(Stored data)
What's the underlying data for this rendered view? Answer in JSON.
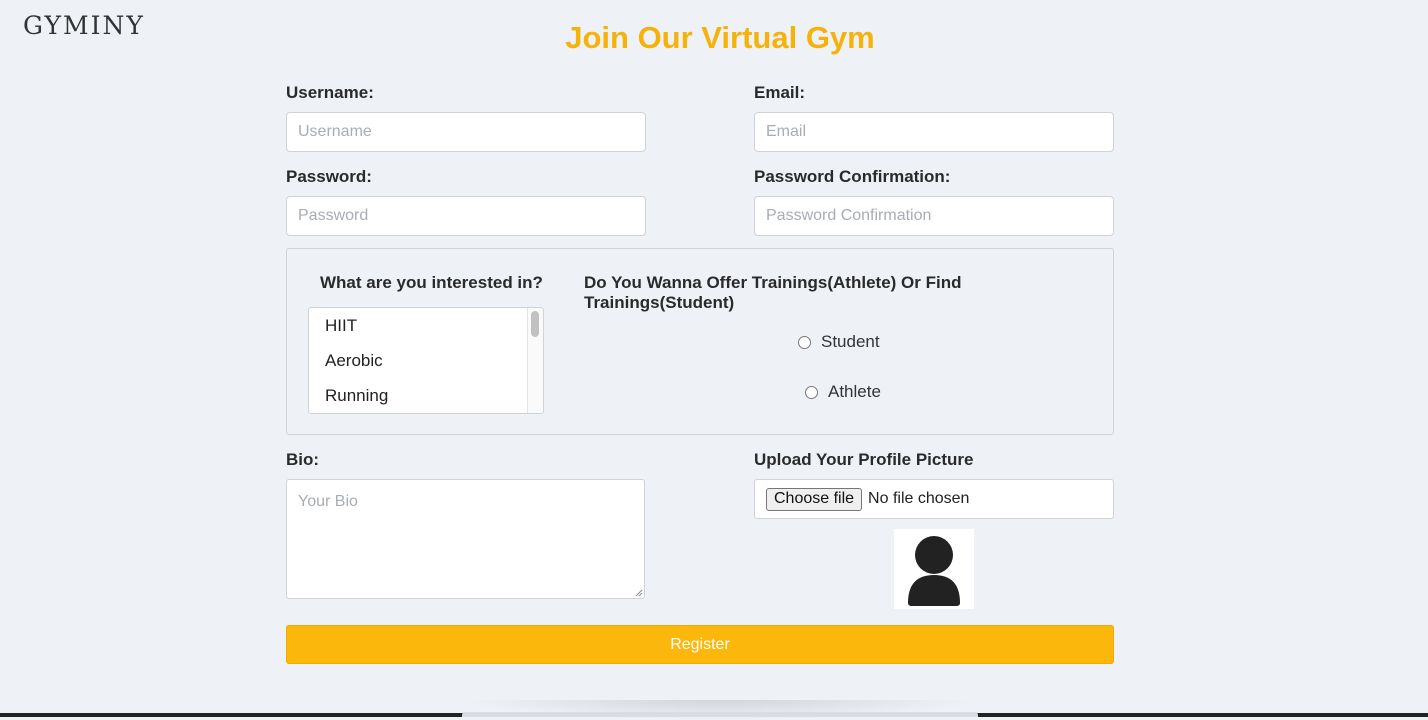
{
  "brand": "GYMINY",
  "title": "Join Our Virtual Gym",
  "fields": {
    "username": {
      "label": "Username:",
      "placeholder": "Username"
    },
    "email": {
      "label": "Email:",
      "placeholder": "Email"
    },
    "password": {
      "label": "Password:",
      "placeholder": "Password"
    },
    "password_confirmation": {
      "label": "Password Confirmation:",
      "placeholder": "Password Confirmation"
    }
  },
  "interests": {
    "label": "What are you interested in?",
    "options": [
      "HIIT",
      "Aerobic",
      "Running"
    ]
  },
  "role": {
    "label": "Do You Wanna Offer Trainings(Athlete) Or Find Trainings(Student)",
    "options": [
      "Student",
      "Athlete"
    ]
  },
  "bio": {
    "label": "Bio:",
    "placeholder": "Your Bio"
  },
  "upload": {
    "label": "Upload Your Profile Picture",
    "button": "Choose file",
    "status": "No file chosen"
  },
  "register_label": "Register",
  "colors": {
    "accent": "#f5b20a",
    "button": "#fbb70c",
    "background": "#eef2f7"
  }
}
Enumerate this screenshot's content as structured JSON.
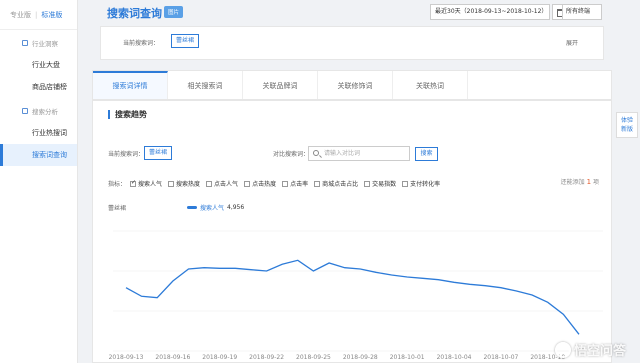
{
  "sidebar": {
    "pro_label": "专业版",
    "std_label": "标准版",
    "sections": [
      {
        "title": "行业洞察",
        "items": [
          "行业大盘",
          "商品店铺榜"
        ]
      },
      {
        "title": "搜索分析",
        "items": [
          "行业热搜词",
          "搜索词查询"
        ]
      }
    ]
  },
  "header": {
    "title": "搜索词查询",
    "badge": "图片",
    "date_range": "最近30天（2018-09-13~2018-10-12）",
    "terminal": "所有终端"
  },
  "filter": {
    "label": "当前搜索词：",
    "keyword": "蕾丝裙",
    "expand": "展开"
  },
  "tabs": [
    "搜索词详情",
    "相关搜索词",
    "关联品牌词",
    "关联修饰词",
    "关联热词"
  ],
  "panel": {
    "title": "搜索趋势",
    "kw_label": "当前搜索词：",
    "kw_value": "蕾丝裙",
    "compare_label": "对比搜索词：",
    "compare_placeholder": "请输入对比词",
    "search_button": "搜索",
    "metrics_label": "指标：",
    "metrics": [
      {
        "label": "搜索人气",
        "checked": true
      },
      {
        "label": "搜索热度",
        "checked": false
      },
      {
        "label": "点击人气",
        "checked": false
      },
      {
        "label": "点击热度",
        "checked": false
      },
      {
        "label": "点击率",
        "checked": false
      },
      {
        "label": "商城点击占比",
        "checked": false
      },
      {
        "label": "交易指数",
        "checked": false
      },
      {
        "label": "支付转化率",
        "checked": false
      }
    ],
    "add_more_prefix": "还能添加",
    "add_more_count": "1",
    "add_more_suffix": "项"
  },
  "side_tab": [
    "体验",
    "新版"
  ],
  "watermark": "悟空问答",
  "chart_data": {
    "type": "line",
    "series": [
      {
        "name": "搜索人气",
        "last_value": "4,956",
        "values": [
          4150,
          4020,
          4000,
          4250,
          4430,
          4450,
          4440,
          4440,
          4420,
          4400,
          4500,
          4560,
          4400,
          4520,
          4450,
          4430,
          4380,
          4340,
          4310,
          4290,
          4270,
          4230,
          4200,
          4180,
          4150,
          4100,
          4040,
          3930,
          3750,
          3450
        ]
      }
    ],
    "x_tick_labels": [
      "2018-09-13",
      "2018-09-16",
      "2018-09-19",
      "2018-09-22",
      "2018-09-25",
      "2018-09-28",
      "2018-10-01",
      "2018-10-04",
      "2018-10-07",
      "2018-10-10"
    ],
    "ylim": [
      3200,
      5000
    ],
    "grid": true,
    "color": "#2d7bd8"
  }
}
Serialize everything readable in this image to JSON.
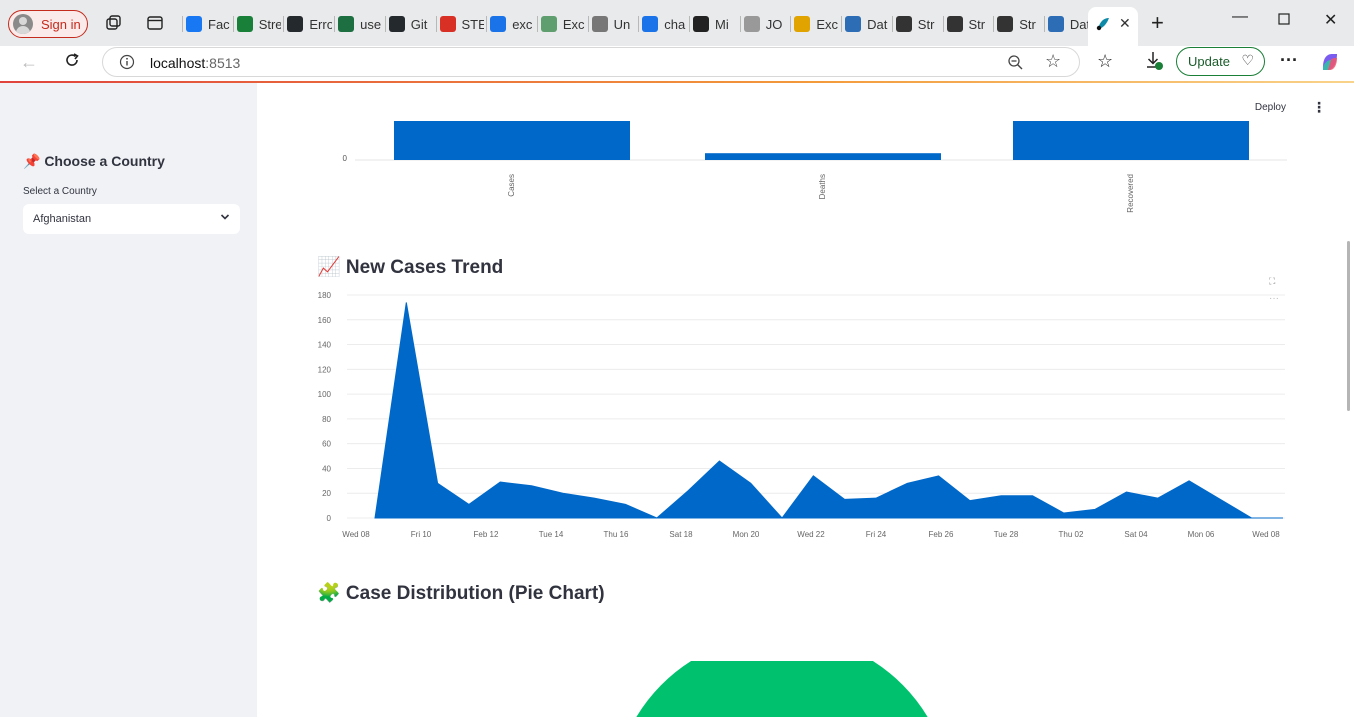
{
  "browser": {
    "signin_label": "Sign in",
    "tabs": [
      {
        "label": "Fac",
        "color": "#1877f2"
      },
      {
        "label": "Stre",
        "color": "#188038"
      },
      {
        "label": "Erro",
        "color": "#24292e"
      },
      {
        "label": "use",
        "color": "#1d6f42"
      },
      {
        "label": "Git",
        "color": "#24292e"
      },
      {
        "label": "STE",
        "color": "#d93025"
      },
      {
        "label": "exc",
        "color": "#1a73e8"
      },
      {
        "label": "Exc",
        "color": "#5f9e6e"
      },
      {
        "label": "Un",
        "color": "#777777"
      },
      {
        "label": "cha",
        "color": "#1a73e8"
      },
      {
        "label": "Mi",
        "color": "#222222"
      },
      {
        "label": "JO",
        "color": "#999999"
      },
      {
        "label": "Exc",
        "color": "#e0a300"
      },
      {
        "label": "Dat",
        "color": "#2d6db5"
      },
      {
        "label": "Str",
        "color": "#333333"
      },
      {
        "label": "Str",
        "color": "#333333"
      },
      {
        "label": "Str",
        "color": "#333333"
      },
      {
        "label": "Dat",
        "color": "#2d6db5"
      }
    ],
    "url_host": "localhost",
    "url_port": ":8513",
    "update_label": "Update"
  },
  "sidebar": {
    "heading": "📌 Choose a Country",
    "select_label": "Select a Country",
    "selected_country": "Afghanistan"
  },
  "header": {
    "deploy_label": "Deploy"
  },
  "bar_section": {
    "zero_tick": "0",
    "categories": [
      "Cases",
      "Deaths",
      "Recovered"
    ]
  },
  "trend_section": {
    "title": "📈 New Cases Trend"
  },
  "pie_section": {
    "title": "🧩 Case Distribution (Pie Chart)"
  },
  "colors": {
    "bar": "#0068c9",
    "pie_slice": "#00c26e"
  },
  "chart_data": [
    {
      "type": "bar",
      "categories": [
        "Cases",
        "Deaths",
        "Recovered"
      ],
      "values_visible_fraction": [
        1.0,
        0.17,
        1.0
      ],
      "note_ticks": [
        "0"
      ]
    },
    {
      "type": "area",
      "yticks": [
        0,
        20,
        40,
        60,
        80,
        100,
        120,
        140,
        160,
        180
      ],
      "ylim": [
        0,
        180
      ],
      "xticks": [
        "Wed 08",
        "Fri 10",
        "Feb 12",
        "Tue 14",
        "Thu 16",
        "Sat 18",
        "Mon 20",
        "Wed 22",
        "Fri 24",
        "Feb 26",
        "Tue 28",
        "Thu 02",
        "Sat 04",
        "Mon 06",
        "Wed 08"
      ],
      "x": [
        0,
        1,
        2,
        3,
        4,
        5,
        6,
        7,
        8,
        9,
        10,
        11,
        12,
        13,
        14,
        15,
        16,
        17,
        18,
        19,
        20,
        21,
        22,
        23,
        24,
        25,
        26,
        27,
        28,
        29
      ],
      "values": [
        0,
        174,
        28,
        11,
        29,
        26,
        20,
        16,
        11,
        0,
        22,
        46,
        28,
        0,
        34,
        15,
        16,
        28,
        34,
        14,
        18,
        18,
        4,
        7,
        21,
        16,
        30,
        15,
        0,
        0
      ]
    }
  ]
}
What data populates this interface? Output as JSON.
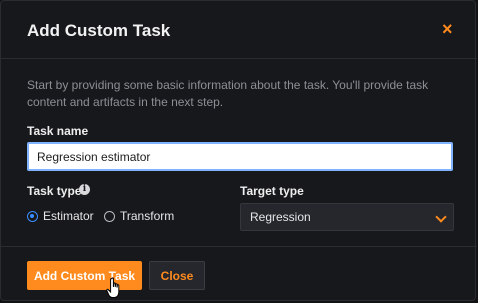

-- What to work on --
Show all lines from the records above where the word "Choose" occurs.

-- Result --
    "button": "Choose file",
    "heading": "📌 Choose a Country",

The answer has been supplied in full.